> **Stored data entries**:
☆ ☆ ☆ ☆ ☆ ☆ ☆
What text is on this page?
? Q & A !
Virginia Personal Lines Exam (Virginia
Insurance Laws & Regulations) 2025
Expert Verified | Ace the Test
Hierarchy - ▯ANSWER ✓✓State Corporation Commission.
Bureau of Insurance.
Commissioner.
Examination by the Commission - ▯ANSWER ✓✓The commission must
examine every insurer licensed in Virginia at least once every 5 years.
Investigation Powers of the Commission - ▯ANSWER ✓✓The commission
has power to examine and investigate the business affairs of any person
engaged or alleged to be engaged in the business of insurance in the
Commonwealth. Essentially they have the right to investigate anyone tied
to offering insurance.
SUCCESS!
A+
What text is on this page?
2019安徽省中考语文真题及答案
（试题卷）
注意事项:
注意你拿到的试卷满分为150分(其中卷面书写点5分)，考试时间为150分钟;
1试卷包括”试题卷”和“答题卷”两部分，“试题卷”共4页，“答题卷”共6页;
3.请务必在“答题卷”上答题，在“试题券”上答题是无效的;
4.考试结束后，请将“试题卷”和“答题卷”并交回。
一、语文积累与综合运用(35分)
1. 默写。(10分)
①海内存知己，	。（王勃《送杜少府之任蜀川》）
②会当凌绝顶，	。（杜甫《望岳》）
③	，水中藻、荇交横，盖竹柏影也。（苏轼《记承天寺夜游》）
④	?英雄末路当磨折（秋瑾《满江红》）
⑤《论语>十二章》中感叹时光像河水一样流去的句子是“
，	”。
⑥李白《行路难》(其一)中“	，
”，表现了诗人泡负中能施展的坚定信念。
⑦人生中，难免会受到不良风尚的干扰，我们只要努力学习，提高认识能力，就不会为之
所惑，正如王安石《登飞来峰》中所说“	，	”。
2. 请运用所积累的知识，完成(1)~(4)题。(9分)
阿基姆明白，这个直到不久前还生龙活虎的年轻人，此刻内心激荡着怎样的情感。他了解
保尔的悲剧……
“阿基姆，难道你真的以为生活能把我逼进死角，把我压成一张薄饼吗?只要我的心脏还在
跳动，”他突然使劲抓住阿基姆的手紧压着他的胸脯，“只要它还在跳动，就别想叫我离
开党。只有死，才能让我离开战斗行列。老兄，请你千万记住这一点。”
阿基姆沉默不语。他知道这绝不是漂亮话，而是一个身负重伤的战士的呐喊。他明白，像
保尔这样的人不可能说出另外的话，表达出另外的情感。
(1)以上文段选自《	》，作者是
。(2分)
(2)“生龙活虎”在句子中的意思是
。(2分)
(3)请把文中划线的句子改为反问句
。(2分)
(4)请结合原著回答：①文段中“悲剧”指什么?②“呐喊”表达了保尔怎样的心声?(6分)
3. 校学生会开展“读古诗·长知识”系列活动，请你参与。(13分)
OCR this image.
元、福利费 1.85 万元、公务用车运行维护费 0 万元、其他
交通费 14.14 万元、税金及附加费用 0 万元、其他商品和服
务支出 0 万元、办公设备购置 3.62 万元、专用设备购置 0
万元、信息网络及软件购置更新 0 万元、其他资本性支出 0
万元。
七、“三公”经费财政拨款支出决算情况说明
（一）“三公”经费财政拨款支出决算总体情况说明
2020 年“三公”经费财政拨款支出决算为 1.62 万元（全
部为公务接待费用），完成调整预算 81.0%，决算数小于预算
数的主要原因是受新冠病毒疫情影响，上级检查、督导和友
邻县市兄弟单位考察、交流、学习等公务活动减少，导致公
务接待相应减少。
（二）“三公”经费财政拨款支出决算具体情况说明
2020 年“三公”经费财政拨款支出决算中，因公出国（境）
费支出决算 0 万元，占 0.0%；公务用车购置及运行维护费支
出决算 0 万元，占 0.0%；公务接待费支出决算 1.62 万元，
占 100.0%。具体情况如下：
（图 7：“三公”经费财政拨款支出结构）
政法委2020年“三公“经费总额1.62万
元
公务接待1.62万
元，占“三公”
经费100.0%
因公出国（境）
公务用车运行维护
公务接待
☆ ☆ ☆ ☆ ☆ ☆ ☆
> **DO THIS**: Write out the full listing, keeping every line exactly as it is.

> **WORKED ANSWER**:
What text is on this page?
? Q & A !
Virginia Personal Lines Exam (Virginia
Insurance Laws & Regulations) 2025
Expert Verified | Ace the Test
Hierarchy - ▯ANSWER ✓✓State Corporation Commission.
Bureau of Insurance.
Commissioner.
Examination by the Commission - ▯ANSWER ✓✓The commission must
examine every insurer licensed in Virginia at least once every 5 years.
Investigation Powers of the Commission - ▯ANSWER ✓✓The commission
has power to examine and investigate the business affairs of any person
engaged or alleged to be engaged in the business of insurance in the
Commonwealth. Essentially they have the right to investigate anyone tied
to offering insurance.
SUCCESS!
A+
What text is on this page?
2019安徽省中考语文真题及答案
（试题卷）
注意事项:
注意你拿到的试卷满分为150分(其中卷面书写点5分)，考试时间为150分钟;
1试卷包括”试题卷”和“答题卷”两部分，“试题卷”共4页，“答题卷”共6页;
3.请务必在“答题卷”上答题，在“试题券”上答题是无效的;
4.考试结束后，请将“试题卷”和“答题卷”并交回。
一、语文积累与综合运用(35分)
1. 默写。(10分)
①海内存知己，	。（王勃《送杜少府之任蜀川》）
②会当凌绝顶，	。（杜甫《望岳》）
③	，水中藻、荇交横，盖竹柏影也。（苏轼《记承天寺夜游》）
④	?英雄末路当磨折（秋瑾《满江红》）
⑤《论语>十二章》中感叹时光像河水一样流去的句子是“
，	”。
⑥李白《行路难》(其一)中“	，
”，表现了诗人泡负中能施展的坚定信念。
⑦人生中，难免会受到不良风尚的干扰，我们只要努力学习，提高认识能力，就不会为之
所惑，正如王安石《登飞来峰》中所说“	，	”。
2. 请运用所积累的知识，完成(1)~(4)题。(9分)
阿基姆明白，这个直到不久前还生龙活虎的年轻人，此刻内心激荡着怎样的情感。他了解
保尔的悲剧……
“阿基姆，难道你真的以为生活能把我逼进死角，把我压成一张薄饼吗?只要我的心脏还在
跳动，”他突然使劲抓住阿基姆的手紧压着他的胸脯，“只要它还在跳动，就别想叫我离
开党。只有死，才能让我离开战斗行列。老兄，请你千万记住这一点。”
阿基姆沉默不语。他知道这绝不是漂亮话，而是一个身负重伤的战士的呐喊。他明白，像
保尔这样的人不可能说出另外的话，表达出另外的情感。
(1)以上文段选自《	》，作者是
。(2分)
(2)“生龙活虎”在句子中的意思是
。(2分)
(3)请把文中划线的句子改为反问句
。(2分)
(4)请结合原著回答：①文段中“悲剧”指什么?②“呐喊”表达了保尔怎样的心声?(6分)
3. 校学生会开展“读古诗·长知识”系列活动，请你参与。(13分)
OCR this image.
元、福利费 1.85 万元、公务用车运行维护费 0 万元、其他
交通费 14.14 万元、税金及附加费用 0 万元、其他商品和服
务支出 0 万元、办公设备购置 3.62 万元、专用设备购置 0
万元、信息网络及软件购置更新 0 万元、其他资本性支出 0
万元。
七、“三公”经费财政拨款支出决算情况说明
（一）“三公”经费财政拨款支出决算总体情况说明
2020 年“三公”经费财政拨款支出决算为 1.62 万元（全
部为公务接待费用），完成调整预算 81.0%，决算数小于预算
数的主要原因是受新冠病毒疫情影响，上级检查、督导和友
邻县市兄弟单位考察、交流、学习等公务活动减少，导致公
务接待相应减少。
（二）“三公”经费财政拨款支出决算具体情况说明
2020 年“三公”经费财政拨款支出决算中，因公出国（境）
费支出决算 0 万元，占 0.0%；公务用车购置及运行维护费支
出决算 0 万元，占 0.0%；公务接待费支出决算 1.62 万元，
占 100.0%。具体情况如下：
（图 7：“三公”经费财政拨款支出结构）
政法委2020年“三公“经费总额1.62万
元
公务接待1.62万
元，占“三公”
经费100.0%
因公出国（境）
公务用车运行维护
公务接待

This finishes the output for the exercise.